● **Dataset extract**:
:::::

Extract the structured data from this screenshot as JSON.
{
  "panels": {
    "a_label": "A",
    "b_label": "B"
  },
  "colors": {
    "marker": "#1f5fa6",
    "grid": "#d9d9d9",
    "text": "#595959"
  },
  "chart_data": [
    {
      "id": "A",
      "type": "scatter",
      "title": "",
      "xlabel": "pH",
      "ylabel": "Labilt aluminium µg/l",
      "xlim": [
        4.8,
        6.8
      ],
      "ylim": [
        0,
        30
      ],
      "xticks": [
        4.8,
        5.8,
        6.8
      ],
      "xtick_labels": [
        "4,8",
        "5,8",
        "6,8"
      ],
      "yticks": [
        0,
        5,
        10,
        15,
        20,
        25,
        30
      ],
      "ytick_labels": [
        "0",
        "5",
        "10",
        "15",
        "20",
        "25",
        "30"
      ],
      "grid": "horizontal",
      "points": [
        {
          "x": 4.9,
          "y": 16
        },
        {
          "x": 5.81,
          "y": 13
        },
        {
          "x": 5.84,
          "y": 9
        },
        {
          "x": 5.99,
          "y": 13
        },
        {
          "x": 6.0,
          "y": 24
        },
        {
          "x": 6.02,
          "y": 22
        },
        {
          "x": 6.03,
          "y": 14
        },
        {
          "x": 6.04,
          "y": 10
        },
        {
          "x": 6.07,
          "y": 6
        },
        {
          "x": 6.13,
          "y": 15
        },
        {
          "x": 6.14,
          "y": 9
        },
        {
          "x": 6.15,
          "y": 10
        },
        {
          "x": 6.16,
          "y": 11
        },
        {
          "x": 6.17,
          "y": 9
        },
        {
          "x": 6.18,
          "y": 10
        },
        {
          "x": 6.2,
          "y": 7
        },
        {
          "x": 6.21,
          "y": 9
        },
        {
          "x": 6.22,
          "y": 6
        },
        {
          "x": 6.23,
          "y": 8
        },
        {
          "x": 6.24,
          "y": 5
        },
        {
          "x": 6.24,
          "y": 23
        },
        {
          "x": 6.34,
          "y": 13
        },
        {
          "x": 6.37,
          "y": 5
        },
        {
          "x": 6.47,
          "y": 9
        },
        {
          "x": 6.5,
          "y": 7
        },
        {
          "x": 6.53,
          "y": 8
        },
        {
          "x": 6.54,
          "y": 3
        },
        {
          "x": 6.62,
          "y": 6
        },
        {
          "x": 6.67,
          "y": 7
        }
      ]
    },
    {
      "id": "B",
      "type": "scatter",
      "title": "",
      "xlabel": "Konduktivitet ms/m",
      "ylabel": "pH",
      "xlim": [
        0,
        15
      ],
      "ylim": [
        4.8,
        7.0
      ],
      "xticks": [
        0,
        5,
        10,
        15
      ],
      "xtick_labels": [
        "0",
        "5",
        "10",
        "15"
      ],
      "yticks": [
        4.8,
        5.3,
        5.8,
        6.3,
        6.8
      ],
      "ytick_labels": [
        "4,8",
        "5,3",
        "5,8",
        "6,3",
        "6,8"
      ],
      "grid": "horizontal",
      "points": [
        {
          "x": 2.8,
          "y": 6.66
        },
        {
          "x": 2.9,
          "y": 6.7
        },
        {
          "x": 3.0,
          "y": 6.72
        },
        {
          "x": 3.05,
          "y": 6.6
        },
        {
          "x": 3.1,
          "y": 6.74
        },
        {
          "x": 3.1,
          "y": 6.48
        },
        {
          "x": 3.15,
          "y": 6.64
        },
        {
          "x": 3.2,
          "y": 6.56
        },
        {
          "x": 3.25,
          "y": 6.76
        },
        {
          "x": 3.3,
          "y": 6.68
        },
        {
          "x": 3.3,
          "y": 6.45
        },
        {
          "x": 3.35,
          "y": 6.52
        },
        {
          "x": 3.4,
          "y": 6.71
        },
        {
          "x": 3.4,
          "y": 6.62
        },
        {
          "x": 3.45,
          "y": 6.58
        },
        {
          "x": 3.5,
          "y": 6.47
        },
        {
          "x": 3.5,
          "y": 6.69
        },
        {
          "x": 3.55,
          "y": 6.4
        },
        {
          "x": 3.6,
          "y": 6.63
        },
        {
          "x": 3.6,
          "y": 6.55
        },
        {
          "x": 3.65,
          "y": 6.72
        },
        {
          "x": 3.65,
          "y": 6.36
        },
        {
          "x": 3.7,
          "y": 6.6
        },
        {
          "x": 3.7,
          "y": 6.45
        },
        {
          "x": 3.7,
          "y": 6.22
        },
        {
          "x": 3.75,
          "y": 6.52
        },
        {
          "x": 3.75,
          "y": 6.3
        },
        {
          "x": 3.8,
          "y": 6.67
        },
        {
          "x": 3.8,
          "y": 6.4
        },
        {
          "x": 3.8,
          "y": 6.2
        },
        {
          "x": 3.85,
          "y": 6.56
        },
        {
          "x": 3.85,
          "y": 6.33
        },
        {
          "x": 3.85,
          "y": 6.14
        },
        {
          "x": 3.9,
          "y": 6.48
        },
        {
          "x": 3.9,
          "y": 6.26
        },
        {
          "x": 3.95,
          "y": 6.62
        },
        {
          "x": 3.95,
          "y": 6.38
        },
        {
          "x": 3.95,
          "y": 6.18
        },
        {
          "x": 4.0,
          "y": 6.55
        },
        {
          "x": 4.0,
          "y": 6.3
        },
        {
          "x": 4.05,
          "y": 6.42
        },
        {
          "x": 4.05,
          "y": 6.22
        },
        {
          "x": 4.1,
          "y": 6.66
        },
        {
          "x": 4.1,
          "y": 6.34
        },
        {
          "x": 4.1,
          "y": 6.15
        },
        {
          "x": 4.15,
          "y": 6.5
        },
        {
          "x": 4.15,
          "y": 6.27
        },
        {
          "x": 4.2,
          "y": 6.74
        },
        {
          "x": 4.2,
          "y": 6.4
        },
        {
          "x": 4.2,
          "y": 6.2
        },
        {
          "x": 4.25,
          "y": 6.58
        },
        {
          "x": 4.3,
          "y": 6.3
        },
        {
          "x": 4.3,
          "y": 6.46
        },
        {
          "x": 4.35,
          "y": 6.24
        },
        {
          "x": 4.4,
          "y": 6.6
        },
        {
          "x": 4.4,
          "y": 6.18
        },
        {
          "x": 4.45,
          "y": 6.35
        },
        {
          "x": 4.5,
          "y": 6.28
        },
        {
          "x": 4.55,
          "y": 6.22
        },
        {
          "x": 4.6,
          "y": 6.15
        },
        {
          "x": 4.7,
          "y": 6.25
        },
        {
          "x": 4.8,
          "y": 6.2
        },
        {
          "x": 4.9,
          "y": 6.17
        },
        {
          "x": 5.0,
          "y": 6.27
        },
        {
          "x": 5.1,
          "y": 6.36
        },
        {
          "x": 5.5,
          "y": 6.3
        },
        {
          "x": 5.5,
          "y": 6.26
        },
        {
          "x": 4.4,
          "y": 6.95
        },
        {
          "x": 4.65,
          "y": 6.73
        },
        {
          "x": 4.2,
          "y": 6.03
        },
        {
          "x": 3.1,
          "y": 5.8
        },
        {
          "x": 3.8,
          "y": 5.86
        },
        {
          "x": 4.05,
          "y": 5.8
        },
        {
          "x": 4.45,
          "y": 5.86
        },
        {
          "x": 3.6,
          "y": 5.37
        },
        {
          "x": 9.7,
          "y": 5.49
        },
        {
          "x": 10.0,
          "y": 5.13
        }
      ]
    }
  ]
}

:::::

Write out the material from the first line to the last, exactly.

● **Answer to the task**:
Extract the structured data from this screenshot as JSON.
{
  "panels": {
    "a_label": "A",
    "b_label": "B"
  },
  "colors": {
    "marker": "#1f5fa6",
    "grid": "#d9d9d9",
    "text": "#595959"
  },
  "chart_data": [
    {
      "id": "A",
      "type": "scatter",
      "title": "",
      "xlabel": "pH",
      "ylabel": "Labilt aluminium µg/l",
      "xlim": [
        4.8,
        6.8
      ],
      "ylim": [
        0,
        30
      ],
      "xticks": [
        4.8,
        5.8,
        6.8
      ],
      "xtick_labels": [
        "4,8",
        "5,8",
        "6,8"
      ],
      "yticks": [
        0,
        5,
        10,
        15,
        20,
        25,
        30
      ],
      "ytick_labels": [
        "0",
        "5",
        "10",
        "15",
        "20",
        "25",
        "30"
      ],
      "grid": "horizontal",
      "points": [
        {
          "x": 4.9,
          "y": 16
        },
        {
          "x": 5.81,
          "y": 13
        },
        {
          "x": 5.84,
          "y": 9
        },
        {
          "x": 5.99,
          "y": 13
        },
        {
          "x": 6.0,
          "y": 24
        },
        {
          "x": 6.02,
          "y": 22
        },
        {
          "x": 6.03,
          "y": 14
        },
        {
          "x": 6.04,
          "y": 10
        },
        {
          "x": 6.07,
          "y": 6
        },
        {
          "x": 6.13,
          "y": 15
        },
        {
          "x": 6.14,
          "y": 9
        },
        {
          "x": 6.15,
          "y": 10
        },
        {
          "x": 6.16,
          "y": 11
        },
        {
          "x": 6.17,
          "y": 9
        },
        {
          "x": 6.18,
          "y": 10
        },
        {
          "x": 6.2,
          "y": 7
        },
        {
          "x": 6.21,
          "y": 9
        },
        {
          "x": 6.22,
          "y": 6
        },
        {
          "x": 6.23,
          "y": 8
        },
        {
          "x": 6.24,
          "y": 5
        },
        {
          "x": 6.24,
          "y": 23
        },
        {
          "x": 6.34,
          "y": 13
        },
        {
          "x": 6.37,
          "y": 5
        },
        {
          "x": 6.47,
          "y": 9
        },
        {
          "x": 6.5,
          "y": 7
        },
        {
          "x": 6.53,
          "y": 8
        },
        {
          "x": 6.54,
          "y": 3
        },
        {
          "x": 6.62,
          "y": 6
        },
        {
          "x": 6.67,
          "y": 7
        }
      ]
    },
    {
      "id": "B",
      "type": "scatter",
      "title": "",
      "xlabel": "Konduktivitet ms/m",
      "ylabel": "pH",
      "xlim": [
        0,
        15
      ],
      "ylim": [
        4.8,
        7.0
      ],
      "xticks": [
        0,
        5,
        10,
        15
      ],
      "xtick_labels": [
        "0",
        "5",
        "10",
        "15"
      ],
      "yticks": [
        4.8,
        5.3,
        5.8,
        6.3,
        6.8
      ],
      "ytick_labels": [
        "4,8",
        "5,3",
        "5,8",
        "6,3",
        "6,8"
      ],
      "grid": "horizontal",
      "points": [
        {
          "x": 2.8,
          "y": 6.66
        },
        {
          "x": 2.9,
          "y": 6.7
        },
        {
          "x": 3.0,
          "y": 6.72
        },
        {
          "x": 3.05,
          "y": 6.6
        },
        {
          "x": 3.1,
          "y": 6.74
        },
        {
          "x": 3.1,
          "y": 6.48
        },
        {
          "x": 3.15,
          "y": 6.64
        },
        {
          "x": 3.2,
          "y": 6.56
        },
        {
          "x": 3.25,
          "y": 6.76
        },
        {
          "x": 3.3,
          "y": 6.68
        },
        {
          "x": 3.3,
          "y": 6.45
        },
        {
          "x": 3.35,
          "y": 6.52
        },
        {
          "x": 3.4,
          "y": 6.71
        },
        {
          "x": 3.4,
          "y": 6.62
        },
        {
          "x": 3.45,
          "y": 6.58
        },
        {
          "x": 3.5,
          "y": 6.47
        },
        {
          "x": 3.5,
          "y": 6.69
        },
        {
          "x": 3.55,
          "y": 6.4
        },
        {
          "x": 3.6,
          "y": 6.63
        },
        {
          "x": 3.6,
          "y": 6.55
        },
        {
          "x": 3.65,
          "y": 6.72
        },
        {
          "x": 3.65,
          "y": 6.36
        },
        {
          "x": 3.7,
          "y": 6.6
        },
        {
          "x": 3.7,
          "y": 6.45
        },
        {
          "x": 3.7,
          "y": 6.22
        },
        {
          "x": 3.75,
          "y": 6.52
        },
        {
          "x": 3.75,
          "y": 6.3
        },
        {
          "x": 3.8,
          "y": 6.67
        },
        {
          "x": 3.8,
          "y": 6.4
        },
        {
          "x": 3.8,
          "y": 6.2
        },
        {
          "x": 3.85,
          "y": 6.56
        },
        {
          "x": 3.85,
          "y": 6.33
        },
        {
          "x": 3.85,
          "y": 6.14
        },
        {
          "x": 3.9,
          "y": 6.48
        },
        {
          "x": 3.9,
          "y": 6.26
        },
        {
          "x": 3.95,
          "y": 6.62
        },
        {
          "x": 3.95,
          "y": 6.38
        },
        {
          "x": 3.95,
          "y": 6.18
        },
        {
          "x": 4.0,
          "y": 6.55
        },
        {
          "x": 4.0,
          "y": 6.3
        },
        {
          "x": 4.05,
          "y": 6.42
        },
        {
          "x": 4.05,
          "y": 6.22
        },
        {
          "x": 4.1,
          "y": 6.66
        },
        {
          "x": 4.1,
          "y": 6.34
        },
        {
          "x": 4.1,
          "y": 6.15
        },
        {
          "x": 4.15,
          "y": 6.5
        },
        {
          "x": 4.15,
          "y": 6.27
        },
        {
          "x": 4.2,
          "y": 6.74
        },
        {
          "x": 4.2,
          "y": 6.4
        },
        {
          "x": 4.2,
          "y": 6.2
        },
        {
          "x": 4.25,
          "y": 6.58
        },
        {
          "x": 4.3,
          "y": 6.3
        },
        {
          "x": 4.3,
          "y": 6.46
        },
        {
          "x": 4.35,
          "y": 6.24
        },
        {
          "x": 4.4,
          "y": 6.6
        },
        {
          "x": 4.4,
          "y": 6.18
        },
        {
          "x": 4.45,
          "y": 6.35
        },
        {
          "x": 4.5,
          "y": 6.28
        },
        {
          "x": 4.55,
          "y": 6.22
        },
        {
          "x": 4.6,
          "y": 6.15
        },
        {
          "x": 4.7,
          "y": 6.25
        },
        {
          "x": 4.8,
          "y": 6.2
        },
        {
          "x": 4.9,
          "y": 6.17
        },
        {
          "x": 5.0,
          "y": 6.27
        },
        {
          "x": 5.1,
          "y": 6.36
        },
        {
          "x": 5.5,
          "y": 6.3
        },
        {
          "x": 5.5,
          "y": 6.26
        },
        {
          "x": 4.4,
          "y": 6.95
        },
        {
          "x": 4.65,
          "y": 6.73
        },
        {
          "x": 4.2,
          "y": 6.03
        },
        {
          "x": 3.1,
          "y": 5.8
        },
        {
          "x": 3.8,
          "y": 5.86
        },
        {
          "x": 4.05,
          "y": 5.8
        },
        {
          "x": 4.45,
          "y": 5.86
        },
        {
          "x": 3.6,
          "y": 5.37
        },
        {
          "x": 9.7,
          "y": 5.49
        },
        {
          "x": 10.0,
          "y": 5.13
        }
      ]
    }
  ]
}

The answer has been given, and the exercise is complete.